Scan the entries below. List each line with "resolve".
----- DATASET CONTENT -----
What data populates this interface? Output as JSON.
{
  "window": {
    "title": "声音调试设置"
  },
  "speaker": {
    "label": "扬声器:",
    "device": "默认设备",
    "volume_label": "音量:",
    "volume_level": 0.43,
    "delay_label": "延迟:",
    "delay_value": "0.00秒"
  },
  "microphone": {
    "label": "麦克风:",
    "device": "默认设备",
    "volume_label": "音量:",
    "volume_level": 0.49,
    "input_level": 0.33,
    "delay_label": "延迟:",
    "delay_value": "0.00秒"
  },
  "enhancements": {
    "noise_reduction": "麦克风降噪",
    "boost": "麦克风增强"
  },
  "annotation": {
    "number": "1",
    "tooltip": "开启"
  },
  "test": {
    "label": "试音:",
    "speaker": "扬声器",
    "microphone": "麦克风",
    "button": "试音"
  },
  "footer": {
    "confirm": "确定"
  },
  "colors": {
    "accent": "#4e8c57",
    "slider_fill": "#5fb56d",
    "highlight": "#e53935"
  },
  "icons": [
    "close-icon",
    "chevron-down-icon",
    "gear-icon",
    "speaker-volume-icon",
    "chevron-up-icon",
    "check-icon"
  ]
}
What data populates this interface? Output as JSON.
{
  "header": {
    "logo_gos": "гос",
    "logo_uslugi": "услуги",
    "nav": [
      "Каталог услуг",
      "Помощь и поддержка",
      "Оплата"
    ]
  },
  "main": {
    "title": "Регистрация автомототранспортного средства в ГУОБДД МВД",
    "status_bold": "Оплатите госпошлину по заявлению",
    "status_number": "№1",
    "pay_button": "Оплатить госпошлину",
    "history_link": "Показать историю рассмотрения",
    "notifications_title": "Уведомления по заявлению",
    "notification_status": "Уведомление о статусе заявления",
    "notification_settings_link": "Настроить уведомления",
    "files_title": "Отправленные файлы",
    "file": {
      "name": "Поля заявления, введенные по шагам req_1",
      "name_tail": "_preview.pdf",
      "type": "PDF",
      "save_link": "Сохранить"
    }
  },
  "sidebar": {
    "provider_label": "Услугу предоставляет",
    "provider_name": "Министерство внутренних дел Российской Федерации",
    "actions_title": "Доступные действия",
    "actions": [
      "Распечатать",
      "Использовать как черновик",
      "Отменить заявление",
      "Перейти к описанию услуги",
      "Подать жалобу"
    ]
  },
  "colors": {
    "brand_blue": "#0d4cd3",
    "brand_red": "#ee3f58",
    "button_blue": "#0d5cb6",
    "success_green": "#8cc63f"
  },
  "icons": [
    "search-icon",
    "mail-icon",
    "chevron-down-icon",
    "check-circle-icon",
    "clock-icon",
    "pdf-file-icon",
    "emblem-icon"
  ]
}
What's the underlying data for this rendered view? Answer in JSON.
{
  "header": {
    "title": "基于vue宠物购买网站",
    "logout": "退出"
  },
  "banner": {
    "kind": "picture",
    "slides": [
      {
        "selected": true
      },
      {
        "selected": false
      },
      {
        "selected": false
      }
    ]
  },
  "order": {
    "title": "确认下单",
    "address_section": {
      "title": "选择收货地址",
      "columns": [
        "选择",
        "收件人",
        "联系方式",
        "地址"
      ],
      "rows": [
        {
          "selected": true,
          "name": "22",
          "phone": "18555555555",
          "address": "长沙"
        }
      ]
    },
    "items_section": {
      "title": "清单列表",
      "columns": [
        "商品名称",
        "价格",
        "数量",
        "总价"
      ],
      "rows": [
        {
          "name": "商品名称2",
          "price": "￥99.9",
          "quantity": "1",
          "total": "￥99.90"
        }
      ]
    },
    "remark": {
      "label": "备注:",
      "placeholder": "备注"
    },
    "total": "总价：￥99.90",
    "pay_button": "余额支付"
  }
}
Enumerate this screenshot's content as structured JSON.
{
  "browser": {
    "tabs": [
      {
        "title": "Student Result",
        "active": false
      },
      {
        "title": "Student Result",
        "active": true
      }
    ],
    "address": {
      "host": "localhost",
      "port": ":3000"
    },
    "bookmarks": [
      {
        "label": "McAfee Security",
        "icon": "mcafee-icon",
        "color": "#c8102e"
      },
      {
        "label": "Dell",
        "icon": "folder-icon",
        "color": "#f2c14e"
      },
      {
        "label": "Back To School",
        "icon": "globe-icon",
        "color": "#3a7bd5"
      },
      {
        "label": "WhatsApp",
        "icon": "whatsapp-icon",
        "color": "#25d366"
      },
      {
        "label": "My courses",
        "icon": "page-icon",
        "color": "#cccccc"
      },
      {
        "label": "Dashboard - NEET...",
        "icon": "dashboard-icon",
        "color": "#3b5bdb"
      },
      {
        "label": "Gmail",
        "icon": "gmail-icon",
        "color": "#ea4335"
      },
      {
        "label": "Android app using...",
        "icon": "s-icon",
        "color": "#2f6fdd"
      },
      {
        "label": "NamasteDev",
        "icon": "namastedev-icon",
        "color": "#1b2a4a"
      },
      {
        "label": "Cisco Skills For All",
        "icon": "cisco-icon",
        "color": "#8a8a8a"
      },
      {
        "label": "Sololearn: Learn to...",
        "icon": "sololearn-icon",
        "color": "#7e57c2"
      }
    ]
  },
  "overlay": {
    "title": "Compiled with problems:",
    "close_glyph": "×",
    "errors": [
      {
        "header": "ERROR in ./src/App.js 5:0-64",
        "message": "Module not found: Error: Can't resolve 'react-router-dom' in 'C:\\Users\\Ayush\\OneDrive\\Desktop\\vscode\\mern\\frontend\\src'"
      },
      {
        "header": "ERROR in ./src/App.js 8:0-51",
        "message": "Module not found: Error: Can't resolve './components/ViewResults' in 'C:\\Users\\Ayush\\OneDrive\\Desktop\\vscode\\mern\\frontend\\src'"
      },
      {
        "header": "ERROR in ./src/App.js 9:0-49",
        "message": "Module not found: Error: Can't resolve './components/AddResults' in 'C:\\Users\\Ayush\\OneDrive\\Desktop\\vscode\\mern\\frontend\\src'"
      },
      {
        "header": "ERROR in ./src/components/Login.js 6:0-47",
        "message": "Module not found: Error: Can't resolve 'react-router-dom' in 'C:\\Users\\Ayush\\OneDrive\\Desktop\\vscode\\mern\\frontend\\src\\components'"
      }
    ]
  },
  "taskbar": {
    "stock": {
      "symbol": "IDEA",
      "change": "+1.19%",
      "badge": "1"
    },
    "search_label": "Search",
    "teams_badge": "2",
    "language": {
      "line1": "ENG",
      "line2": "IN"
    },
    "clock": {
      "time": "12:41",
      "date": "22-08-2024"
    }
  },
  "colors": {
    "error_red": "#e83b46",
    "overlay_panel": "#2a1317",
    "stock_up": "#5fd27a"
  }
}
-----
- **PROBLEM SOLUTION**
        "message": "Module not found: Error: Can't resolve 'react-router-dom' in 'C:\\Users\\Ayush\\OneDrive\\Desktop\\vscode\\mern\\frontend\\src'"
        "message": "Module not found: Error: Can't resolve './components/ViewResults' in 'C:\\Users\\Ayush\\OneDrive\\Desktop\\vscode\\mern\\frontend\\src'"
        "message": "Module not found: Error: Can't resolve './components/AddResults' in 'C:\\Users\\Ayush\\OneDrive\\Desktop\\vscode\\mern\\frontend\\src'"
        "message": "Module not found: Error: Can't resolve 'react-router-dom' in 'C:\\Users\\Ayush\\OneDrive\\Desktop\\vscode\\mern\\frontend\\src\\components'"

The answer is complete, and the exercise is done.